Haziran ayı Çumra için ayrı bir önem taşır değil mi?

26 Haziran 1926 yılında ilçe olan Çumra ilçe olarak kurulalı 96 yıl oldu.

96 yıl içerisinde ne gibi merhalelerden geçtiğini bizden yaşça büyük olanların daha iyi bilir.

Yılarca abonesi olduğum büyük düşünce adamı rahmetli Ahmet Kabaklı Hocanın kurucusu olduğu Türk Edebiyatı Dergisi Ağustos 1986 sayısında bugün rahmetli olan şair yazar, eski Başbakanlık Basın-Yayın ve Enformasyon Genel Müdürü  rahmetli Gültekin Samanoğlu çocukluk yıllarının geçtiği Çumra’yı anlatıyor;

Yıl 1933 Çumra İlçe olalı 7 yıl olmuş.

“ BİR BAKKALI, BİR KAHVESİ, BİR BERBERİ BULUNAN, TREN İSTASYONLU KONYA’YA EN YAKIN KÜÇÜCÜK İLÇE OLAN ÇUMRA!

BİZ TÜRKİYE CUMHURİYETİ’NİN KURULUŞUNUN 10. YILINI KUTLUYORUZ.

MUSTAFA KEMAL ATATÜRK HATIRASI ÇUMRA!”

Evet, bu anlatımdan sonra tam koca 89 yıl sonra 26 Haziran 2022’e geldik.

Çevre İl, İlçe, Kasaba ve Köylerden göçle gelen çalışkan yiğit insanların oluşturduğu Çumra şimdi herkesin imrendiği şehir konumuna gelmiştir.

Özellikle doksanlı yıllarda yapılan devasa projelerle Çumra TARIMDA, TARIMA DAYALI SANAYİDE, TİCARETTE örnek gösterilen Tarım Dayalı Sanayi Merkezi olmuştur.
=====
= Görevler =
a) Çumra yazısına göre aşağıdaki soruları cevaplayın:
(i) Çumra hangi tarihte ilçe olmuştur?
(ii) Gültekin Samanoğlu'nun Çumra'yı anlattığı yazı Türk Edebiyatı Dergisi'nin hangi sayısında yayımlanmıştır?
(iii) Doksanlı yıllarda yapılan projelerle Çumra hangi alanlarda örnek gösterilir olmuştur?
b) Çumra yazısına göre haziran ayı Çumra için neden ayrı bir önem taşır? Bir iki cümleyle açıklayın.

= Sağlanan bilgiler =
=====
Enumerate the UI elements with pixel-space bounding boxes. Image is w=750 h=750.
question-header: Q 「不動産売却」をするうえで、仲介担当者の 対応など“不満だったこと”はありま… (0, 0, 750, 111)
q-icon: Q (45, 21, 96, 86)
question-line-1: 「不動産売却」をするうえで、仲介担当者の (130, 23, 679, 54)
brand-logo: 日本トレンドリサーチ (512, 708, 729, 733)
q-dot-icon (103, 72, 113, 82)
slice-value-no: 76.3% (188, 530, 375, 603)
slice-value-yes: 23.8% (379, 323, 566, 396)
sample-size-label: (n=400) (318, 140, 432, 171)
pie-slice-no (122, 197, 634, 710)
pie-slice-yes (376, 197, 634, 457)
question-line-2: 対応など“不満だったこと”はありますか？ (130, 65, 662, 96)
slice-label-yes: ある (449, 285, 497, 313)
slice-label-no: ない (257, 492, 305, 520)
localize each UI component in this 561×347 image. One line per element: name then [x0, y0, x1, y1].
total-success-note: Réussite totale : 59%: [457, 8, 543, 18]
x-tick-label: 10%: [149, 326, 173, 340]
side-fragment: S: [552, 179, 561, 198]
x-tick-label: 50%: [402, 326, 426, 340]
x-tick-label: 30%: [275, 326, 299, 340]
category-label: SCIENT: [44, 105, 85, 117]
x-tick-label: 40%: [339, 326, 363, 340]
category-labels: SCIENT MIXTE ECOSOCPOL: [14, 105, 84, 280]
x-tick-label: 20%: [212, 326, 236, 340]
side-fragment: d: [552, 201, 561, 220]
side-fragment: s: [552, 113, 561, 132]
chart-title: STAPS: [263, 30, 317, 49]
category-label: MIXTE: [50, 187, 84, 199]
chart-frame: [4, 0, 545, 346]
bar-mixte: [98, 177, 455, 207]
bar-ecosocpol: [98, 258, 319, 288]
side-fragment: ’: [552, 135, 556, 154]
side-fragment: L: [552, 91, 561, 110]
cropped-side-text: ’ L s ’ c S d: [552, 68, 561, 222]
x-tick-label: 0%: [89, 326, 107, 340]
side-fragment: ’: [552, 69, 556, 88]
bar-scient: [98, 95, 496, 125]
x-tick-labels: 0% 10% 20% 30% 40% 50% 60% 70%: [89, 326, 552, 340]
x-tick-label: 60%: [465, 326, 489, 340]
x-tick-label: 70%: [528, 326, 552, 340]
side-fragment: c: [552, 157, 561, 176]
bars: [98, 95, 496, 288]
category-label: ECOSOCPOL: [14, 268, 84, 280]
=====
= Cevaplar aşağıda =
a)
(i) 26 Haziran 1926
(ii) Ağustos 1986 sayısında
(iii) Tarımda, tarıma dayalı sanayide ve ticarette

b) Çumra 26 Haziran 1926'da ilçe olmuştur. Bu nedenle ilçenin kuruluş yılları haziran ayına denk gelir ve 26 Haziran 2022'de ilçe olarak kurulalı 96 yıl dolmuştur.